→ **Excerpted data**
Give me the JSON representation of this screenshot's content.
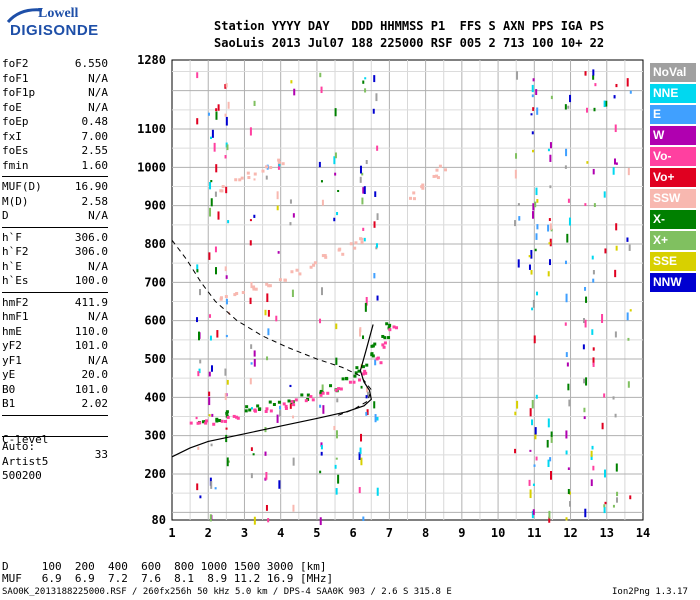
{
  "logo": {
    "line1": "Lowell",
    "line2": "DIGISONDE"
  },
  "header": {
    "row1": "Station YYYY DAY   DDD HHMMSS P1  FFS S AXN PPS IGA PS",
    "row2": "SaoLuis 2013 Jul07 188 225000 RSF 005 2 713 100 10+ 22"
  },
  "params": {
    "group1": [
      {
        "label": "foF2",
        "value": "6.550"
      },
      {
        "label": "foF1",
        "value": "N/A"
      },
      {
        "label": "foF1p",
        "value": "N/A"
      },
      {
        "label": "foE",
        "value": "N/A"
      },
      {
        "label": "foEp",
        "value": "0.48"
      },
      {
        "label": "fxI",
        "value": "7.00"
      },
      {
        "label": "foEs",
        "value": "2.55"
      },
      {
        "label": "fmin",
        "value": "1.60"
      }
    ],
    "group2": [
      {
        "label": "MUF(D)",
        "value": "16.90"
      },
      {
        "label": "M(D)",
        "value": "2.58"
      },
      {
        "label": "D",
        "value": "N/A"
      }
    ],
    "group3": [
      {
        "label": "h`F",
        "value": "306.0"
      },
      {
        "label": "h`F2",
        "value": "306.0"
      },
      {
        "label": "h`E",
        "value": "N/A"
      },
      {
        "label": "h`Es",
        "value": "100.0"
      }
    ],
    "group4": [
      {
        "label": "hmF2",
        "value": "411.9"
      },
      {
        "label": "hmF1",
        "value": "N/A"
      },
      {
        "label": "hmE",
        "value": "110.0"
      },
      {
        "label": "yF2",
        "value": "101.0"
      },
      {
        "label": "yF1",
        "value": "N/A"
      },
      {
        "label": "yE",
        "value": "20.0"
      },
      {
        "label": "B0",
        "value": "101.0"
      },
      {
        "label": "B1",
        "value": "2.02"
      }
    ],
    "clevel": {
      "label": "C-level",
      "value": "33"
    },
    "auto": [
      "Auto:",
      "Artist5",
      "500200"
    ]
  },
  "legend": [
    {
      "label": "NoVal",
      "color": "#a0a0a0"
    },
    {
      "label": "NNE",
      "color": "#00d8f0"
    },
    {
      "label": "E",
      "color": "#40a0ff"
    },
    {
      "label": "W",
      "color": "#b000b0"
    },
    {
      "label": "Vo-",
      "color": "#ff40a0"
    },
    {
      "label": "Vo+",
      "color": "#e00020"
    },
    {
      "label": "SSW",
      "color": "#f8b8b0"
    },
    {
      "label": "X-",
      "color": "#008000"
    },
    {
      "label": "X+",
      "color": "#80c060"
    },
    {
      "label": "SSE",
      "color": "#d8d000"
    },
    {
      "label": "NNW",
      "color": "#0000d0"
    }
  ],
  "bottom": {
    "row_d": "D     100  200  400  600  800 1000 1500 3000 [km]",
    "row_muf": "MUF   6.9  6.9  7.2  7.6  8.1  8.9 11.2 16.9 [MHz]"
  },
  "footer": {
    "left": "SAO0K_2013188225000.RSF / 260fx256h 50 kHz 5.0 km / DPS-4 SAA0K 903 / 2.6 S 315.8 E",
    "right": "Ion2Png 1.3.17"
  },
  "chart_data": {
    "type": "scatter",
    "title": "",
    "xlabel": "",
    "ylabel": "",
    "x_ticks": [
      1,
      2,
      3,
      4,
      5,
      6,
      7,
      8,
      9,
      10,
      11,
      12,
      13,
      14
    ],
    "y_ticks": [
      80,
      200,
      300,
      400,
      500,
      600,
      700,
      800,
      900,
      1000,
      1100,
      1280
    ],
    "xlim": [
      1,
      14
    ],
    "ylim": [
      80,
      1280
    ],
    "grid": true,
    "series": [
      {
        "name": "X-",
        "color": "#008000",
        "points": [
          [
            1.8,
            338
          ],
          [
            2.2,
            348
          ],
          [
            2.6,
            360
          ],
          [
            3.0,
            372
          ],
          [
            3.4,
            380
          ],
          [
            3.8,
            388
          ],
          [
            4.2,
            396
          ],
          [
            4.6,
            404
          ],
          [
            5.0,
            414
          ],
          [
            5.4,
            428
          ],
          [
            5.8,
            448
          ],
          [
            6.0,
            466
          ],
          [
            6.2,
            488
          ],
          [
            6.4,
            512
          ],
          [
            6.6,
            540
          ],
          [
            6.8,
            565
          ],
          [
            7.0,
            588
          ]
        ]
      },
      {
        "name": "Vo-",
        "color": "#ff40a0",
        "points": [
          [
            1.6,
            332
          ],
          [
            2.0,
            336
          ],
          [
            2.4,
            346
          ],
          [
            2.8,
            356
          ],
          [
            3.2,
            366
          ],
          [
            3.6,
            374
          ],
          [
            4.0,
            382
          ],
          [
            4.4,
            390
          ],
          [
            4.8,
            400
          ],
          [
            5.2,
            410
          ],
          [
            5.6,
            424
          ],
          [
            6.0,
            446
          ],
          [
            6.3,
            470
          ],
          [
            6.6,
            500
          ],
          [
            6.9,
            540
          ],
          [
            7.1,
            580
          ]
        ]
      },
      {
        "name": "SSW",
        "color": "#f8b8b0",
        "points": [
          [
            2.4,
            660
          ],
          [
            2.8,
            672
          ],
          [
            3.2,
            686
          ],
          [
            3.6,
            700
          ],
          [
            4.0,
            714
          ],
          [
            4.4,
            730
          ],
          [
            4.8,
            748
          ],
          [
            5.2,
            766
          ],
          [
            5.6,
            784
          ],
          [
            6.0,
            800
          ],
          [
            6.3,
            812
          ],
          [
            7.6,
            930
          ],
          [
            7.9,
            950
          ],
          [
            8.2,
            975
          ],
          [
            8.4,
            1000
          ],
          [
            2.4,
            950
          ],
          [
            2.8,
            970
          ],
          [
            3.2,
            985
          ],
          [
            3.6,
            1000
          ],
          [
            4.0,
            1015
          ]
        ]
      }
    ],
    "profile_curves": [
      {
        "name": "true-height profile",
        "points": [
          [
            1.0,
            245
          ],
          [
            1.5,
            268
          ],
          [
            2.0,
            285
          ],
          [
            3.0,
            305
          ],
          [
            4.0,
            325
          ],
          [
            5.0,
            345
          ],
          [
            5.8,
            362
          ],
          [
            6.3,
            378
          ],
          [
            6.5,
            395
          ],
          [
            6.45,
            418
          ],
          [
            6.3,
            440
          ],
          [
            6.2,
            470
          ],
          [
            6.35,
            520
          ],
          [
            6.55,
            590
          ]
        ]
      },
      {
        "name": "model profile (dashed)",
        "points": [
          [
            1.0,
            810
          ],
          [
            1.4,
            760
          ],
          [
            1.8,
            700
          ],
          [
            2.2,
            650
          ],
          [
            2.8,
            600
          ],
          [
            3.5,
            560
          ],
          [
            4.2,
            530
          ],
          [
            5.0,
            500
          ],
          [
            5.7,
            478
          ],
          [
            6.2,
            456
          ],
          [
            6.5,
            420
          ],
          [
            6.4,
            390
          ],
          [
            6.0,
            368
          ],
          [
            5.5,
            350
          ]
        ]
      }
    ]
  }
}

→ **Problem statement**
Extract every line containing the string "name" from the data above.

→ **Answer to this task**
        "name": "X-",
        "name": "Vo-",
        "name": "SSW",
        "name": "true-height profile",
        "name": "model profile (dashed)",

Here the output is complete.